_Your instructions_
Reproduce the lines of the material exactly, excluding every image.

** Start Information provided **

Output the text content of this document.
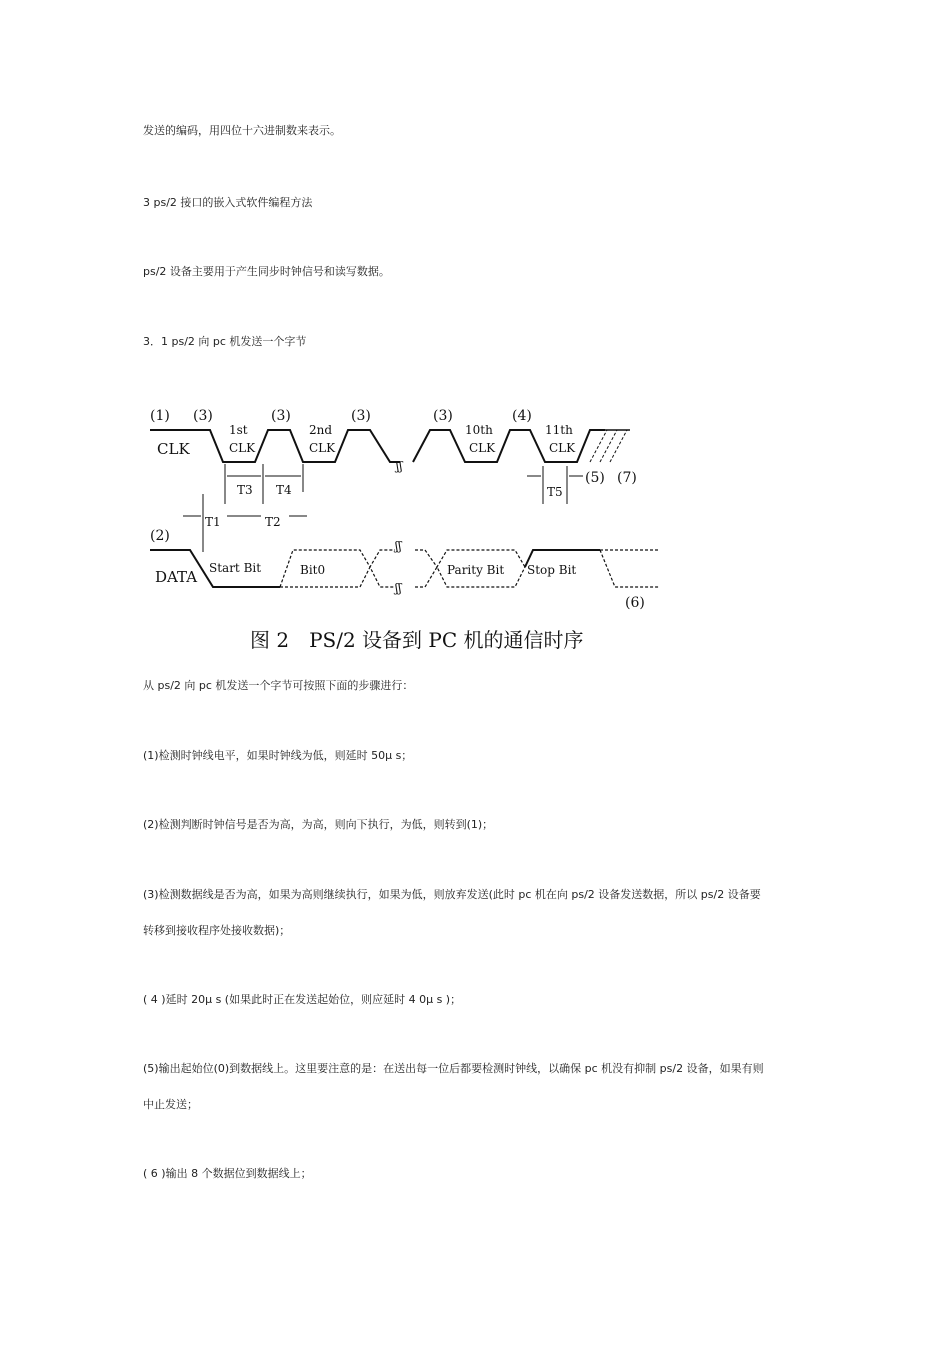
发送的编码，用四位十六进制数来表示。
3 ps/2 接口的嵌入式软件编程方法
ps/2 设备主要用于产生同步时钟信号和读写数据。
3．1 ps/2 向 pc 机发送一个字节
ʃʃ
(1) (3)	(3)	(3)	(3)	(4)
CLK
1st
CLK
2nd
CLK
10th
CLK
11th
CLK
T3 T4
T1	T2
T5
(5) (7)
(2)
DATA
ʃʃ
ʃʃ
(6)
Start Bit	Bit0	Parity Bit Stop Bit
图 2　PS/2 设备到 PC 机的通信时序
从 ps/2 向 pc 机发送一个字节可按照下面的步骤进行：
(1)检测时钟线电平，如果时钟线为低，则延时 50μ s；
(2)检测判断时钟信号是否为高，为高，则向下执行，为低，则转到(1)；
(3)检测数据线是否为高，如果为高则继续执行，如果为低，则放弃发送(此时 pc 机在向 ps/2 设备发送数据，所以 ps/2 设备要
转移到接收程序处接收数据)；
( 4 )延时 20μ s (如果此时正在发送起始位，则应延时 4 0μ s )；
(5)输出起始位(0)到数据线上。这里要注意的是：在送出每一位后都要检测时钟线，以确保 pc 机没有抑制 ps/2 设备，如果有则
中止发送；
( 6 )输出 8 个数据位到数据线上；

** End Information provided **

_Full output_
Output the text content of this document.
发送的编码，用四位十六进制数来表示。
3 ps/2 接口的嵌入式软件编程方法
ps/2 设备主要用于产生同步时钟信号和读写数据。
3．1 ps/2 向 pc 机发送一个字节
ʃʃ
(1) (3)	(3)	(3)	(3)	(4)
CLK
1st
CLK
2nd
CLK
10th
CLK
11th
CLK
T3 T4
T1	T2
T5
(5) (7)
(2)
DATA
ʃʃ
ʃʃ
(6)
Start Bit	Bit0	Parity Bit Stop Bit
图 2　PS/2 设备到 PC 机的通信时序
从 ps/2 向 pc 机发送一个字节可按照下面的步骤进行：
(1)检测时钟线电平，如果时钟线为低，则延时 50μ s；
(2)检测判断时钟信号是否为高，为高，则向下执行，为低，则转到(1)；
(3)检测数据线是否为高，如果为高则继续执行，如果为低，则放弃发送(此时 pc 机在向 ps/2 设备发送数据，所以 ps/2 设备要
转移到接收程序处接收数据)；
( 4 )延时 20μ s (如果此时正在发送起始位，则应延时 4 0μ s )；
(5)输出起始位(0)到数据线上。这里要注意的是：在送出每一位后都要检测时钟线，以确保 pc 机没有抑制 ps/2 设备，如果有则
中止发送；
( 6 )输出 8 个数据位到数据线上；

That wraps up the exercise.